- [To do]:
Go through the lines below and copy each one that holds the string "caption".

— START OF Working data —

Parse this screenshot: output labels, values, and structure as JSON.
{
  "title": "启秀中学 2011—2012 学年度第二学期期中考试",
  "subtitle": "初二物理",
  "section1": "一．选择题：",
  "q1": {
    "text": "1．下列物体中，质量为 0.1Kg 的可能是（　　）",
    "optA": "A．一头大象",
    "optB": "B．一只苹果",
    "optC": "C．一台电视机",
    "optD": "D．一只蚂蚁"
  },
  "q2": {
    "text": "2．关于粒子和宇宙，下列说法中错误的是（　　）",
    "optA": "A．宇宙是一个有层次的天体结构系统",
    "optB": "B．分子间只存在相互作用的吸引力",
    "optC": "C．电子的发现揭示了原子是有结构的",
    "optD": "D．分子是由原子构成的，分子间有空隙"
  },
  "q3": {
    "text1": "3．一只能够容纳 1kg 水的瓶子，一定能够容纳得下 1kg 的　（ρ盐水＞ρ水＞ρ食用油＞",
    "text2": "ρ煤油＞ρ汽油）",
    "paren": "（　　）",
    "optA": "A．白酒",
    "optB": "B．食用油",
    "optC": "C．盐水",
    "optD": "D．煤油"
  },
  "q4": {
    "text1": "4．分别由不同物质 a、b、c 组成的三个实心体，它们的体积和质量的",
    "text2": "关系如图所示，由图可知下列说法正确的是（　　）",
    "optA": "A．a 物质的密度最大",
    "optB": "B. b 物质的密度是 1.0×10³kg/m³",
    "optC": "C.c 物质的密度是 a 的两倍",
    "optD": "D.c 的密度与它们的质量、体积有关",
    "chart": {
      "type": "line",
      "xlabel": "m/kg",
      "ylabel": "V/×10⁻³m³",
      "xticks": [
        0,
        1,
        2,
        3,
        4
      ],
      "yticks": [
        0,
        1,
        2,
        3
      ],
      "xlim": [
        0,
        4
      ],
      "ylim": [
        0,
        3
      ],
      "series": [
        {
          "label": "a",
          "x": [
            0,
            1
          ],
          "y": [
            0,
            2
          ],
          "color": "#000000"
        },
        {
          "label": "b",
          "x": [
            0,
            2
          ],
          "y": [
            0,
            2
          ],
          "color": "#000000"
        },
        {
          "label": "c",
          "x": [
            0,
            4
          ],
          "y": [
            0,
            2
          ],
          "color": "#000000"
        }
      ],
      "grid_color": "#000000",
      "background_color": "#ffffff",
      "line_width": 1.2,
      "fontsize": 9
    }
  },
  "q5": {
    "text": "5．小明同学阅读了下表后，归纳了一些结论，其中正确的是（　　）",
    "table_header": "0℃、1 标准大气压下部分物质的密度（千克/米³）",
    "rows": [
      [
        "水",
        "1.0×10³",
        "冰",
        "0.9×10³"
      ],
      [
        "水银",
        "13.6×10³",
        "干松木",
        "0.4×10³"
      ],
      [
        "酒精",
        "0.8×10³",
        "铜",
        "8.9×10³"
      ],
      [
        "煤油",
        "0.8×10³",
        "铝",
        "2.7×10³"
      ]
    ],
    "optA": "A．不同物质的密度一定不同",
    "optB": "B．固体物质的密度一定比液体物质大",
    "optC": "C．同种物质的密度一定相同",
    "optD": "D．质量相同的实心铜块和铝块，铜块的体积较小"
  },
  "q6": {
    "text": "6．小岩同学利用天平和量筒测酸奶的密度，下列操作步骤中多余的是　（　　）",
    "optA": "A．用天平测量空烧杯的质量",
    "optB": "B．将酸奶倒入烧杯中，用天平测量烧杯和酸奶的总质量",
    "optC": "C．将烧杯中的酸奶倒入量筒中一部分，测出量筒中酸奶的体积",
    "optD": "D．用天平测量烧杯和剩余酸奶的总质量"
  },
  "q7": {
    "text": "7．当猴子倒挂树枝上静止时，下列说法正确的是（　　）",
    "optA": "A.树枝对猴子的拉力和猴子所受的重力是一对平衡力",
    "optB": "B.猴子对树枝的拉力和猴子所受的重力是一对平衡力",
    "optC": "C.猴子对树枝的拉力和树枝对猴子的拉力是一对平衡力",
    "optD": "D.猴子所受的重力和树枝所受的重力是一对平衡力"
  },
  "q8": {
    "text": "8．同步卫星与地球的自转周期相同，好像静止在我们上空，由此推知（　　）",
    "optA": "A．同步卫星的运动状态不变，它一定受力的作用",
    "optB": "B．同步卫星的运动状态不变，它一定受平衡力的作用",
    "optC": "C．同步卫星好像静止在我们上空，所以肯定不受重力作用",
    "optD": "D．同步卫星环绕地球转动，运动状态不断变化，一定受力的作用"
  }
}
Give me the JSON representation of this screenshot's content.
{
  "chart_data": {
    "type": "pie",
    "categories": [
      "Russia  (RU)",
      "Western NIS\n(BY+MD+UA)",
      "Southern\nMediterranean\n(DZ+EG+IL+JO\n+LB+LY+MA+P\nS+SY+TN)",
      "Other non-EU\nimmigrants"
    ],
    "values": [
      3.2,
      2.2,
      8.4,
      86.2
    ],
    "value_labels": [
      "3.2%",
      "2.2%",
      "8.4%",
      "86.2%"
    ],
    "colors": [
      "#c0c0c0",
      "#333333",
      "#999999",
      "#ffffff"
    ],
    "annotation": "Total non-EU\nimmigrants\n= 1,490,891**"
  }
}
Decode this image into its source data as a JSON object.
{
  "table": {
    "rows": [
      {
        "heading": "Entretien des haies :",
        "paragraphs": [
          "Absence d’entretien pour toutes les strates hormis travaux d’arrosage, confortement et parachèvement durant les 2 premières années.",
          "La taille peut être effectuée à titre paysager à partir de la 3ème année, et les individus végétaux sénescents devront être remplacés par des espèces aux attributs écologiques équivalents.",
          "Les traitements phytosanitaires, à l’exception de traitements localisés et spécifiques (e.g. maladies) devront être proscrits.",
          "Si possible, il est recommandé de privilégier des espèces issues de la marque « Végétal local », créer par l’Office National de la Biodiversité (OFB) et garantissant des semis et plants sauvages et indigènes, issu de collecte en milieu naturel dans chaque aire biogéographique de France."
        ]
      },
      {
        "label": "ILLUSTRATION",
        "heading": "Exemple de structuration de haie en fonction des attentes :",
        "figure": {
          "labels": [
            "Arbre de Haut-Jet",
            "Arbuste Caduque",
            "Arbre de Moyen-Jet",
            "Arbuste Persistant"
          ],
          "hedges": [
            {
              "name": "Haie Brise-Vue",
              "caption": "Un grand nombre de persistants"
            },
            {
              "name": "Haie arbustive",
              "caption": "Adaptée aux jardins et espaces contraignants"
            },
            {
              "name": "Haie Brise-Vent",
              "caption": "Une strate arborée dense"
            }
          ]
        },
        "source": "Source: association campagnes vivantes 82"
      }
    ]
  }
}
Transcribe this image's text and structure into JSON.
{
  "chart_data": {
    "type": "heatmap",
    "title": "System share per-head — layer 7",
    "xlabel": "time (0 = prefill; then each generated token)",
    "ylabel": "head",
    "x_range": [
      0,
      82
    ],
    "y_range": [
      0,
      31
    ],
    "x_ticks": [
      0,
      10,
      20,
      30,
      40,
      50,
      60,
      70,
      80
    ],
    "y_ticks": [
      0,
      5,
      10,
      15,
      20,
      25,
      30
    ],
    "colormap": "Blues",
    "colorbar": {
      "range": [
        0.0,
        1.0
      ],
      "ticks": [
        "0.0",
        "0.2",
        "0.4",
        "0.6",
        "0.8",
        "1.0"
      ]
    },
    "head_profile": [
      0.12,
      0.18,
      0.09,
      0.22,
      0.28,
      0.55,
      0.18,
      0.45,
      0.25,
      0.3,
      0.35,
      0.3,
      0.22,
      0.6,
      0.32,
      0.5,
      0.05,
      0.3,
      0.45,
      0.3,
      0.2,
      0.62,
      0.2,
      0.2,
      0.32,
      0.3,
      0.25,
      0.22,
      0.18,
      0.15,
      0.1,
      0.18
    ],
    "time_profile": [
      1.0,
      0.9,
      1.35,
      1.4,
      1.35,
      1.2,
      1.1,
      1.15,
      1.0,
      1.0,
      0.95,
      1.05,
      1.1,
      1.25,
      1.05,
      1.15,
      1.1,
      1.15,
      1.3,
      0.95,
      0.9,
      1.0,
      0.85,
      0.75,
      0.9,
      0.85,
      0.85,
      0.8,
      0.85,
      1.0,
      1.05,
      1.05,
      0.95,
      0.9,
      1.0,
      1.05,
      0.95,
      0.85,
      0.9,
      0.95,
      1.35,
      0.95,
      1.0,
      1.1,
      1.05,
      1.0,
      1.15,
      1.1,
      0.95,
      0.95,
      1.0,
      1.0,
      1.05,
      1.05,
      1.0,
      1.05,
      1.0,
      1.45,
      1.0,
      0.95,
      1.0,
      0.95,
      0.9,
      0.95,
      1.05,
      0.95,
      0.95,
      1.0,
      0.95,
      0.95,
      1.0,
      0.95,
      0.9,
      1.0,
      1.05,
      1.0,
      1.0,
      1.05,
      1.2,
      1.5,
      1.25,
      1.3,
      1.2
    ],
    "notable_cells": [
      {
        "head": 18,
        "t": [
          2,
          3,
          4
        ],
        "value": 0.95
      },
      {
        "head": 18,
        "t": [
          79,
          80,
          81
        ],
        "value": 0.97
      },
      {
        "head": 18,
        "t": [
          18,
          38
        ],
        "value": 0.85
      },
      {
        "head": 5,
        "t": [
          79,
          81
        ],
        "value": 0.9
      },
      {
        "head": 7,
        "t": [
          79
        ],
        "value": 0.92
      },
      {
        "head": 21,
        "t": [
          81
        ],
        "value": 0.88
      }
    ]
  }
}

— END OF Working data —

- [Solution]:
              "caption": "Un grand nombre de persistants"
              "caption": "Adaptée aux jardins et espaces contraignants"
              "caption": "Une strate arborée dense"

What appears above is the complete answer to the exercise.